[Stored dataset items]

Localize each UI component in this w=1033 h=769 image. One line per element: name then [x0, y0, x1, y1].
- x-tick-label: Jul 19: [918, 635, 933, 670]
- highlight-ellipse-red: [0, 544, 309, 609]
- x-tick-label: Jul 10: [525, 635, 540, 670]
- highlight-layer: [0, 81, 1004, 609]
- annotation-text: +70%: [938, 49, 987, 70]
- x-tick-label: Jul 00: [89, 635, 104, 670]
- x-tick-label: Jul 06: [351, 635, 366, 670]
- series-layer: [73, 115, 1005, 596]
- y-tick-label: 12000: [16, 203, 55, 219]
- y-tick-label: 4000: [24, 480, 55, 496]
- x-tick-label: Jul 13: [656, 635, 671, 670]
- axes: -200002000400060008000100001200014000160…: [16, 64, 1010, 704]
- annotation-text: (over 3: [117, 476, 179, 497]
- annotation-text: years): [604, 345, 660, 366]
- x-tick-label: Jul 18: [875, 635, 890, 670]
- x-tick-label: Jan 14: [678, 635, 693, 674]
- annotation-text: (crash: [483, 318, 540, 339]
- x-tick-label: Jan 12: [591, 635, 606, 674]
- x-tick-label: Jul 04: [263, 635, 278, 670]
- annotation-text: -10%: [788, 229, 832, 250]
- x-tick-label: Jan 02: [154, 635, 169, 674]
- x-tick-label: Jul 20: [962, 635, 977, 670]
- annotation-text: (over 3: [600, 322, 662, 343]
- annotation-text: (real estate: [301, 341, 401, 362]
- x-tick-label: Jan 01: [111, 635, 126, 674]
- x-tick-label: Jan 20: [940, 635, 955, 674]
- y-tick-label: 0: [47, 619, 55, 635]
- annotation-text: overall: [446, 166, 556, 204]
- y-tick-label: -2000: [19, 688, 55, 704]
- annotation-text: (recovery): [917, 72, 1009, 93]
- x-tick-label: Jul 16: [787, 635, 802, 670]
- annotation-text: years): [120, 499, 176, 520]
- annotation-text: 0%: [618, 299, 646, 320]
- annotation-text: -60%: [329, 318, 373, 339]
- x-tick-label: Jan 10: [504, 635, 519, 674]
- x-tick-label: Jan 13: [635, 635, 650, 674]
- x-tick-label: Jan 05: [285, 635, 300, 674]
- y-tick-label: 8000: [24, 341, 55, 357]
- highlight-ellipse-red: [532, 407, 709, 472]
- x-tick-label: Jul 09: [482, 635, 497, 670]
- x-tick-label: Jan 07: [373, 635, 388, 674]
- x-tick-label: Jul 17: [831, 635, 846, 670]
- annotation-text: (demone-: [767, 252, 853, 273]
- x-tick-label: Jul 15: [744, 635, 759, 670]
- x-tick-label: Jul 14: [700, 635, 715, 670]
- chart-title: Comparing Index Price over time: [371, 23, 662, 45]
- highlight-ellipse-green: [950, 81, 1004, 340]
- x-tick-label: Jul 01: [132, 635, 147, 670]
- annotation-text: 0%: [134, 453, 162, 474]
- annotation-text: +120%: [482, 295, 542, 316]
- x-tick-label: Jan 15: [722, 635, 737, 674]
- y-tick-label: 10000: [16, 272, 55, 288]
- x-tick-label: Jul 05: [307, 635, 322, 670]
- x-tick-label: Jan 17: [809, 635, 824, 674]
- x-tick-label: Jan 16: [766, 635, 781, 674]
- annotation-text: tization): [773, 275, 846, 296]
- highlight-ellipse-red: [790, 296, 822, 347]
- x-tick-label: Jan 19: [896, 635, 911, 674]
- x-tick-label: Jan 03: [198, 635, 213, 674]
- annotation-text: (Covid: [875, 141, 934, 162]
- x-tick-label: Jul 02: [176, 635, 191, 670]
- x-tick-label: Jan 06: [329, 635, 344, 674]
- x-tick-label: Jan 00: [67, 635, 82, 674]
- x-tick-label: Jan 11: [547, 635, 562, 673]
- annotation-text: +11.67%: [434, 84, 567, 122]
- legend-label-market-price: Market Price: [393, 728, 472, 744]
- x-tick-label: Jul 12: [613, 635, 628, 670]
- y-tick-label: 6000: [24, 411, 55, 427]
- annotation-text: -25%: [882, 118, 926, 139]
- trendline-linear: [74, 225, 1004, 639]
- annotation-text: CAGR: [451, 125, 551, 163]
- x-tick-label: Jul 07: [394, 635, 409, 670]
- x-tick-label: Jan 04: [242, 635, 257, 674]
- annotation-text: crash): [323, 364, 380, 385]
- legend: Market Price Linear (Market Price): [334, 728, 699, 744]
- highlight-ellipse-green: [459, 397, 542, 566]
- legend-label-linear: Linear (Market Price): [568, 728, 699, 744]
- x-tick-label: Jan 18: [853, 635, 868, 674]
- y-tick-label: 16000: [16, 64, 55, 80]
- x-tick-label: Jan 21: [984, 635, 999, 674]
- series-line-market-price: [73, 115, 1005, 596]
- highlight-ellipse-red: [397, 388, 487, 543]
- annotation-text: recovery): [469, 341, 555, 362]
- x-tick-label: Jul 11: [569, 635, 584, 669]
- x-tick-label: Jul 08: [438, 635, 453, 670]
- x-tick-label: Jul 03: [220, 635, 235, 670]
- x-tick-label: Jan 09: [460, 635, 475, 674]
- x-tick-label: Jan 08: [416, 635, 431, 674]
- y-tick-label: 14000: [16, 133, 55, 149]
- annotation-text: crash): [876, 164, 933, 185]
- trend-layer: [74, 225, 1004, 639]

WRITTEN REQUEST:
Reproduce all of the records, replacing every occurrence of "annotation-text" with "callout-text" and leaving everything else unchanged.

SOLUTION TO THIS EXERCISE:
Localize each UI component in this w=1033 h=769 image. One line per element: name then [x0, y0, x1, y1].
- x-tick-label: Jul 19: [918, 635, 933, 670]
- highlight-ellipse-red: [0, 544, 309, 609]
- x-tick-label: Jul 10: [525, 635, 540, 670]
- highlight-layer: [0, 81, 1004, 609]
- callout-text: +70%: [938, 49, 987, 70]
- x-tick-label: Jul 00: [89, 635, 104, 670]
- x-tick-label: Jul 06: [351, 635, 366, 670]
- series-layer: [73, 115, 1005, 596]
- y-tick-label: 12000: [16, 203, 55, 219]
- y-tick-label: 4000: [24, 480, 55, 496]
- x-tick-label: Jul 13: [656, 635, 671, 670]
- axes: -200002000400060008000100001200014000160…: [16, 64, 1010, 704]
- callout-text: (over 3: [117, 476, 179, 497]
- callout-text: years): [604, 345, 660, 366]
- x-tick-label: Jul 18: [875, 635, 890, 670]
- x-tick-label: Jan 14: [678, 635, 693, 674]
- callout-text: (crash: [483, 318, 540, 339]
- x-tick-label: Jan 12: [591, 635, 606, 674]
- x-tick-label: Jul 04: [263, 635, 278, 670]
- callout-text: -10%: [788, 229, 832, 250]
- x-tick-label: Jan 02: [154, 635, 169, 674]
- x-tick-label: Jul 20: [962, 635, 977, 670]
- callout-text: (over 3: [600, 322, 662, 343]
- callout-text: (real estate: [301, 341, 401, 362]
- x-tick-label: Jan 01: [111, 635, 126, 674]
- x-tick-label: Jan 20: [940, 635, 955, 674]
- y-tick-label: 0: [47, 619, 55, 635]
- callout-text: overall: [446, 166, 556, 204]
- y-tick-label: -2000: [19, 688, 55, 704]
- callout-text: (recovery): [917, 72, 1009, 93]
- x-tick-label: Jul 16: [787, 635, 802, 670]
- callout-text: years): [120, 499, 176, 520]
- callout-text: 0%: [618, 299, 646, 320]
- callout-text: -60%: [329, 318, 373, 339]
- x-tick-label: Jan 10: [504, 635, 519, 674]
- x-tick-label: Jan 13: [635, 635, 650, 674]
- x-tick-label: Jan 05: [285, 635, 300, 674]
- y-tick-label: 8000: [24, 341, 55, 357]
- highlight-ellipse-red: [532, 407, 709, 472]
- x-tick-label: Jul 09: [482, 635, 497, 670]
- x-tick-label: Jan 07: [373, 635, 388, 674]
- x-tick-label: Jul 17: [831, 635, 846, 670]
- callout-text: (demone-: [767, 252, 853, 273]
- x-tick-label: Jul 15: [744, 635, 759, 670]
- x-tick-label: Jul 14: [700, 635, 715, 670]
- chart-title: Comparing Index Price over time: [371, 23, 662, 45]
- highlight-ellipse-green: [950, 81, 1004, 340]
- x-tick-label: Jul 01: [132, 635, 147, 670]
- callout-text: 0%: [134, 453, 162, 474]
- callout-text: +120%: [482, 295, 542, 316]
- x-tick-label: Jan 15: [722, 635, 737, 674]
- y-tick-label: 10000: [16, 272, 55, 288]
- x-tick-label: Jul 05: [307, 635, 322, 670]
- x-tick-label: Jan 17: [809, 635, 824, 674]
- x-tick-label: Jan 16: [766, 635, 781, 674]
- callout-text: tization): [773, 275, 846, 296]
- highlight-ellipse-red: [790, 296, 822, 347]
- x-tick-label: Jan 19: [896, 635, 911, 674]
- x-tick-label: Jan 03: [198, 635, 213, 674]
- callout-text: (Covid: [875, 141, 934, 162]
- x-tick-label: Jul 02: [176, 635, 191, 670]
- x-tick-label: Jan 06: [329, 635, 344, 674]
- x-tick-label: Jan 00: [67, 635, 82, 674]
- x-tick-label: Jan 11: [547, 635, 562, 673]
- callout-text: +11.67%: [434, 84, 567, 122]
- legend-label-market-price: Market Price: [393, 728, 472, 744]
- x-tick-label: Jul 12: [613, 635, 628, 670]
- y-tick-label: 6000: [24, 411, 55, 427]
- callout-text: -25%: [882, 118, 926, 139]
- trendline-linear: [74, 225, 1004, 639]
- callout-text: CAGR: [451, 125, 551, 163]
- x-tick-label: Jul 07: [394, 635, 409, 670]
- x-tick-label: Jan 04: [242, 635, 257, 674]
- callout-text: crash): [323, 364, 380, 385]
- legend: Market Price Linear (Market Price): [334, 728, 699, 744]
- highlight-ellipse-green: [459, 397, 542, 566]
- legend-label-linear: Linear (Market Price): [568, 728, 699, 744]
- x-tick-label: Jan 18: [853, 635, 868, 674]
- y-tick-label: 16000: [16, 64, 55, 80]
- x-tick-label: Jan 21: [984, 635, 999, 674]
- series-line-market-price: [73, 115, 1005, 596]
- highlight-ellipse-red: [397, 388, 487, 543]
- callout-text: recovery): [469, 341, 555, 362]
- x-tick-label: Jul 11: [569, 635, 584, 669]
- x-tick-label: Jul 08: [438, 635, 453, 670]
- x-tick-label: Jul 03: [220, 635, 235, 670]
- x-tick-label: Jan 09: [460, 635, 475, 674]
- x-tick-label: Jan 08: [416, 635, 431, 674]
- y-tick-label: 14000: [16, 133, 55, 149]
- callout-text: crash): [876, 164, 933, 185]
- trend-layer: [74, 225, 1004, 639]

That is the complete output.